(Extracted records)

┌────────

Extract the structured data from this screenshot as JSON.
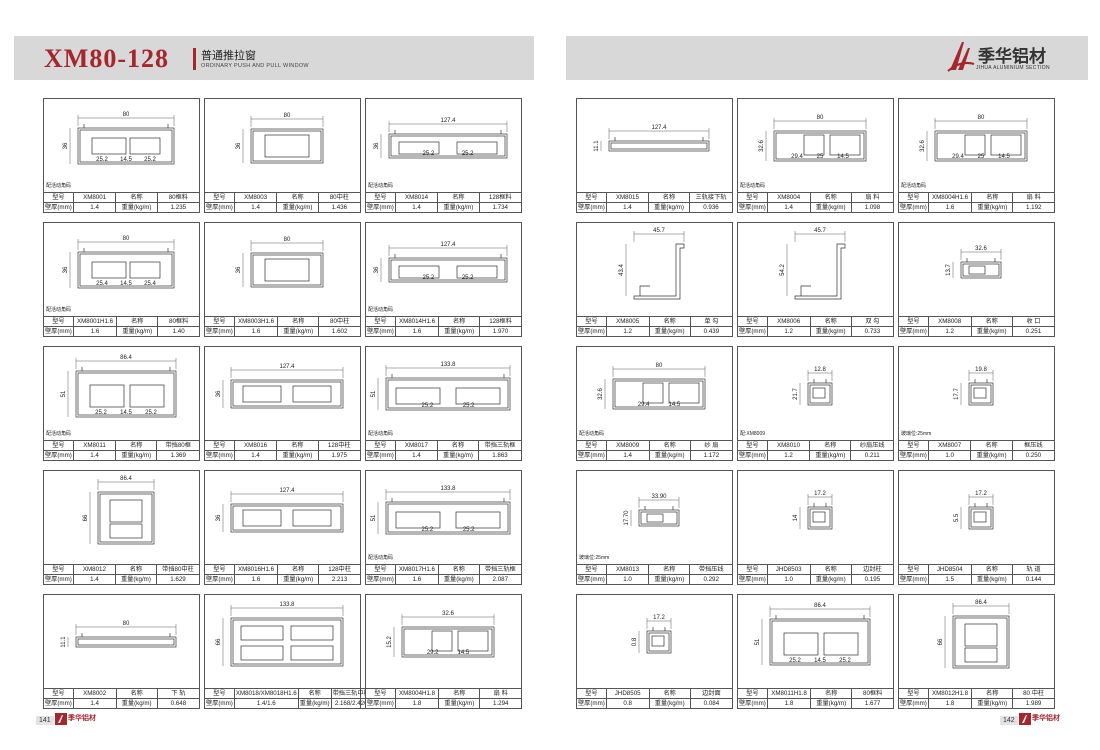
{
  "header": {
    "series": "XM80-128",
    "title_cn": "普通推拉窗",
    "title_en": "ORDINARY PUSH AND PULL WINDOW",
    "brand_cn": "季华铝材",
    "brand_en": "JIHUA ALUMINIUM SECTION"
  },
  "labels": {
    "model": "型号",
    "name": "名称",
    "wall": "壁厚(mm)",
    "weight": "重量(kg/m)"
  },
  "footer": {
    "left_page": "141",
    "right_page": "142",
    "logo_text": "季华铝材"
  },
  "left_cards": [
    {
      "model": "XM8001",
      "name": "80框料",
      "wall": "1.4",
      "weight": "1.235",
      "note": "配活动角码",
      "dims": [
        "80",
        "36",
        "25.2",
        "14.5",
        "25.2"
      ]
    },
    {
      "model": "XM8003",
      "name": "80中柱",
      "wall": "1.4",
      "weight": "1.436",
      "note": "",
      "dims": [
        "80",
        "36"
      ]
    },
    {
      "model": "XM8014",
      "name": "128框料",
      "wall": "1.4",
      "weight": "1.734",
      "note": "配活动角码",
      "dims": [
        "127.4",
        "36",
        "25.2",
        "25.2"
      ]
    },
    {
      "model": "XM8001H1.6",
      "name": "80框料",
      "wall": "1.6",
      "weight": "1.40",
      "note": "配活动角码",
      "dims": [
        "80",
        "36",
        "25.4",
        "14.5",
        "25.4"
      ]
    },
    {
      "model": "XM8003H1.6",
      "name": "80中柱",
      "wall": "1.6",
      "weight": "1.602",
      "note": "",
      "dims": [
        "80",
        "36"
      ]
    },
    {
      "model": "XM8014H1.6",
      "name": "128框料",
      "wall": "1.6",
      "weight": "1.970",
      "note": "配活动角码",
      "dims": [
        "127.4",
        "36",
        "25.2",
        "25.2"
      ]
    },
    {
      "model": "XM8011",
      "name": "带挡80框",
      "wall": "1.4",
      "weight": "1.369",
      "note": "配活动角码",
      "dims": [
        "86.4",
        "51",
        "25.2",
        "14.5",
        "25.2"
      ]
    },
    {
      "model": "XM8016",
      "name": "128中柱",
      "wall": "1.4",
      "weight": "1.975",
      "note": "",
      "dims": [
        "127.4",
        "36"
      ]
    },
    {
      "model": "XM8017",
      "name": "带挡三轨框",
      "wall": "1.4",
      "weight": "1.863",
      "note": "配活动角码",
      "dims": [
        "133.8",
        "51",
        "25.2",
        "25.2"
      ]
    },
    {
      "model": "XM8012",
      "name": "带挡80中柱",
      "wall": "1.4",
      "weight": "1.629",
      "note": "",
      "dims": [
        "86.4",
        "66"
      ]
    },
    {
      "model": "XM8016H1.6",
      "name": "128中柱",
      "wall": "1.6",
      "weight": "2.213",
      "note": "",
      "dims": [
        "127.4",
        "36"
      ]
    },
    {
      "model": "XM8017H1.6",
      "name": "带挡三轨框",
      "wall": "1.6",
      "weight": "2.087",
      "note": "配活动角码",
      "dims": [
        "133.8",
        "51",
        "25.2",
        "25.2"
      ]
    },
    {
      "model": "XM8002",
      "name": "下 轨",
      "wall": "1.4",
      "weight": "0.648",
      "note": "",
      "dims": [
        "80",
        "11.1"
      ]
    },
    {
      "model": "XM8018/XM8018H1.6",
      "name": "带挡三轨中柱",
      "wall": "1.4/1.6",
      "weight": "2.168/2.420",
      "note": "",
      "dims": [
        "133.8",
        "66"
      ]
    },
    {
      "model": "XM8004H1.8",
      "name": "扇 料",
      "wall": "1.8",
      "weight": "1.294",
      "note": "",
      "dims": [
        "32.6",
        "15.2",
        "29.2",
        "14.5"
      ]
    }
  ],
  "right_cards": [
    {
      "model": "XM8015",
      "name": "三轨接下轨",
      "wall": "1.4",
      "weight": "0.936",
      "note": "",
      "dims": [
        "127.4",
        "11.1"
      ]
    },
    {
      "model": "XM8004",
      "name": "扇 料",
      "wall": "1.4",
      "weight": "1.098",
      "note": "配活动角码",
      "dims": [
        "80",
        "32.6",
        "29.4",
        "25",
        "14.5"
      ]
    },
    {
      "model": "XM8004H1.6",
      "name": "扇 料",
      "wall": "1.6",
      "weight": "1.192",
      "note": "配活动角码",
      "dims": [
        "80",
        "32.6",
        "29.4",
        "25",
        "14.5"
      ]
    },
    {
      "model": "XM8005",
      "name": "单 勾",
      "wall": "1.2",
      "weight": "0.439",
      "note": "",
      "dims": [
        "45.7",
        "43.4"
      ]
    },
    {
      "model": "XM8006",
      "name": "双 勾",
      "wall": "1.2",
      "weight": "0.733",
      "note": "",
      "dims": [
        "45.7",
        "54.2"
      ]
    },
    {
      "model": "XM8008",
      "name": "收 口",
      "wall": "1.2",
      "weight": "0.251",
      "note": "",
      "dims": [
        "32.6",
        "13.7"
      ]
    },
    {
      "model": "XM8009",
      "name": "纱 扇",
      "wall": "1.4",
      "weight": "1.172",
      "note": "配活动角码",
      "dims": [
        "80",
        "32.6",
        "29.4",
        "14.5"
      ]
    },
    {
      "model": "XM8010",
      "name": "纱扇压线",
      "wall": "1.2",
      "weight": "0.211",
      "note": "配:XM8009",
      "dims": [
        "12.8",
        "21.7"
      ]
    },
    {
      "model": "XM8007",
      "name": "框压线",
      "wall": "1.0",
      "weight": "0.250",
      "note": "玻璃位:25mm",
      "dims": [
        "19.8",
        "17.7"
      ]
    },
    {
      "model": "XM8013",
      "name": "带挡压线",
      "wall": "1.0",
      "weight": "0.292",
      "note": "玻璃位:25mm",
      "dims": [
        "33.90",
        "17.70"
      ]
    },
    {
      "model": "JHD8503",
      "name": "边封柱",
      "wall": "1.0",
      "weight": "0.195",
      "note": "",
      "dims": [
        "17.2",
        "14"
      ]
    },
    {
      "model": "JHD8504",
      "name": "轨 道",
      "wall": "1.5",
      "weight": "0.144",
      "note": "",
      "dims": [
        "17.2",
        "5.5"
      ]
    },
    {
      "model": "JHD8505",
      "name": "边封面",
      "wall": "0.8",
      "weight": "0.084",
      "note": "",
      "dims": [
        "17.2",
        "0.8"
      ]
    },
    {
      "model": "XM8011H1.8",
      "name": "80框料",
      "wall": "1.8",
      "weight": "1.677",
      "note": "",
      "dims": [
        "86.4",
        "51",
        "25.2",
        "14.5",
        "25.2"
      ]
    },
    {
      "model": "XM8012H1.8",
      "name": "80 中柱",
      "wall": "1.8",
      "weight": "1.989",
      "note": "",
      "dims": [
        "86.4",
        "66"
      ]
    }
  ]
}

└────────

WHAT TO DO :: Leave the images out, please, and restate each line word for word.

THE RESPONSE ::
Extract the structured data from this screenshot as JSON.
{
  "header": {
    "series": "XM80-128",
    "title_cn": "普通推拉窗",
    "title_en": "ORDINARY PUSH AND PULL WINDOW",
    "brand_cn": "季华铝材",
    "brand_en": "JIHUA ALUMINIUM SECTION"
  },
  "labels": {
    "model": "型号",
    "name": "名称",
    "wall": "壁厚(mm)",
    "weight": "重量(kg/m)"
  },
  "footer": {
    "left_page": "141",
    "right_page": "142",
    "logo_text": "季华铝材"
  },
  "left_cards": [
    {
      "model": "XM8001",
      "name": "80框料",
      "wall": "1.4",
      "weight": "1.235",
      "note": "配活动角码",
      "dims": [
        "80",
        "36",
        "25.2",
        "14.5",
        "25.2"
      ]
    },
    {
      "model": "XM8003",
      "name": "80中柱",
      "wall": "1.4",
      "weight": "1.436",
      "note": "",
      "dims": [
        "80",
        "36"
      ]
    },
    {
      "model": "XM8014",
      "name": "128框料",
      "wall": "1.4",
      "weight": "1.734",
      "note": "配活动角码",
      "dims": [
        "127.4",
        "36",
        "25.2",
        "25.2"
      ]
    },
    {
      "model": "XM8001H1.6",
      "name": "80框料",
      "wall": "1.6",
      "weight": "1.40",
      "note": "配活动角码",
      "dims": [
        "80",
        "36",
        "25.4",
        "14.5",
        "25.4"
      ]
    },
    {
      "model": "XM8003H1.6",
      "name": "80中柱",
      "wall": "1.6",
      "weight": "1.602",
      "note": "",
      "dims": [
        "80",
        "36"
      ]
    },
    {
      "model": "XM8014H1.6",
      "name": "128框料",
      "wall": "1.6",
      "weight": "1.970",
      "note": "配活动角码",
      "dims": [
        "127.4",
        "36",
        "25.2",
        "25.2"
      ]
    },
    {
      "model": "XM8011",
      "name": "带挡80框",
      "wall": "1.4",
      "weight": "1.369",
      "note": "配活动角码",
      "dims": [
        "86.4",
        "51",
        "25.2",
        "14.5",
        "25.2"
      ]
    },
    {
      "model": "XM8016",
      "name": "128中柱",
      "wall": "1.4",
      "weight": "1.975",
      "note": "",
      "dims": [
        "127.4",
        "36"
      ]
    },
    {
      "model": "XM8017",
      "name": "带挡三轨框",
      "wall": "1.4",
      "weight": "1.863",
      "note": "配活动角码",
      "dims": [
        "133.8",
        "51",
        "25.2",
        "25.2"
      ]
    },
    {
      "model": "XM8012",
      "name": "带挡80中柱",
      "wall": "1.4",
      "weight": "1.629",
      "note": "",
      "dims": [
        "86.4",
        "66"
      ]
    },
    {
      "model": "XM8016H1.6",
      "name": "128中柱",
      "wall": "1.6",
      "weight": "2.213",
      "note": "",
      "dims": [
        "127.4",
        "36"
      ]
    },
    {
      "model": "XM8017H1.6",
      "name": "带挡三轨框",
      "wall": "1.6",
      "weight": "2.087",
      "note": "配活动角码",
      "dims": [
        "133.8",
        "51",
        "25.2",
        "25.2"
      ]
    },
    {
      "model": "XM8002",
      "name": "下 轨",
      "wall": "1.4",
      "weight": "0.648",
      "note": "",
      "dims": [
        "80",
        "11.1"
      ]
    },
    {
      "model": "XM8018/XM8018H1.6",
      "name": "带挡三轨中柱",
      "wall": "1.4/1.6",
      "weight": "2.168/2.420",
      "note": "",
      "dims": [
        "133.8",
        "66"
      ]
    },
    {
      "model": "XM8004H1.8",
      "name": "扇 料",
      "wall": "1.8",
      "weight": "1.294",
      "note": "",
      "dims": [
        "32.6",
        "15.2",
        "29.2",
        "14.5"
      ]
    }
  ],
  "right_cards": [
    {
      "model": "XM8015",
      "name": "三轨接下轨",
      "wall": "1.4",
      "weight": "0.936",
      "note": "",
      "dims": [
        "127.4",
        "11.1"
      ]
    },
    {
      "model": "XM8004",
      "name": "扇 料",
      "wall": "1.4",
      "weight": "1.098",
      "note": "配活动角码",
      "dims": [
        "80",
        "32.6",
        "29.4",
        "25",
        "14.5"
      ]
    },
    {
      "model": "XM8004H1.6",
      "name": "扇 料",
      "wall": "1.6",
      "weight": "1.192",
      "note": "配活动角码",
      "dims": [
        "80",
        "32.6",
        "29.4",
        "25",
        "14.5"
      ]
    },
    {
      "model": "XM8005",
      "name": "单 勾",
      "wall": "1.2",
      "weight": "0.439",
      "note": "",
      "dims": [
        "45.7",
        "43.4"
      ]
    },
    {
      "model": "XM8006",
      "name": "双 勾",
      "wall": "1.2",
      "weight": "0.733",
      "note": "",
      "dims": [
        "45.7",
        "54.2"
      ]
    },
    {
      "model": "XM8008",
      "name": "收 口",
      "wall": "1.2",
      "weight": "0.251",
      "note": "",
      "dims": [
        "32.6",
        "13.7"
      ]
    },
    {
      "model": "XM8009",
      "name": "纱 扇",
      "wall": "1.4",
      "weight": "1.172",
      "note": "配活动角码",
      "dims": [
        "80",
        "32.6",
        "29.4",
        "14.5"
      ]
    },
    {
      "model": "XM8010",
      "name": "纱扇压线",
      "wall": "1.2",
      "weight": "0.211",
      "note": "配:XM8009",
      "dims": [
        "12.8",
        "21.7"
      ]
    },
    {
      "model": "XM8007",
      "name": "框压线",
      "wall": "1.0",
      "weight": "0.250",
      "note": "玻璃位:25mm",
      "dims": [
        "19.8",
        "17.7"
      ]
    },
    {
      "model": "XM8013",
      "name": "带挡压线",
      "wall": "1.0",
      "weight": "0.292",
      "note": "玻璃位:25mm",
      "dims": [
        "33.90",
        "17.70"
      ]
    },
    {
      "model": "JHD8503",
      "name": "边封柱",
      "wall": "1.0",
      "weight": "0.195",
      "note": "",
      "dims": [
        "17.2",
        "14"
      ]
    },
    {
      "model": "JHD8504",
      "name": "轨 道",
      "wall": "1.5",
      "weight": "0.144",
      "note": "",
      "dims": [
        "17.2",
        "5.5"
      ]
    },
    {
      "model": "JHD8505",
      "name": "边封面",
      "wall": "0.8",
      "weight": "0.084",
      "note": "",
      "dims": [
        "17.2",
        "0.8"
      ]
    },
    {
      "model": "XM8011H1.8",
      "name": "80框料",
      "wall": "1.8",
      "weight": "1.677",
      "note": "",
      "dims": [
        "86.4",
        "51",
        "25.2",
        "14.5",
        "25.2"
      ]
    },
    {
      "model": "XM8012H1.8",
      "name": "80 中柱",
      "wall": "1.8",
      "weight": "1.989",
      "note": "",
      "dims": [
        "86.4",
        "66"
      ]
    }
  ]
}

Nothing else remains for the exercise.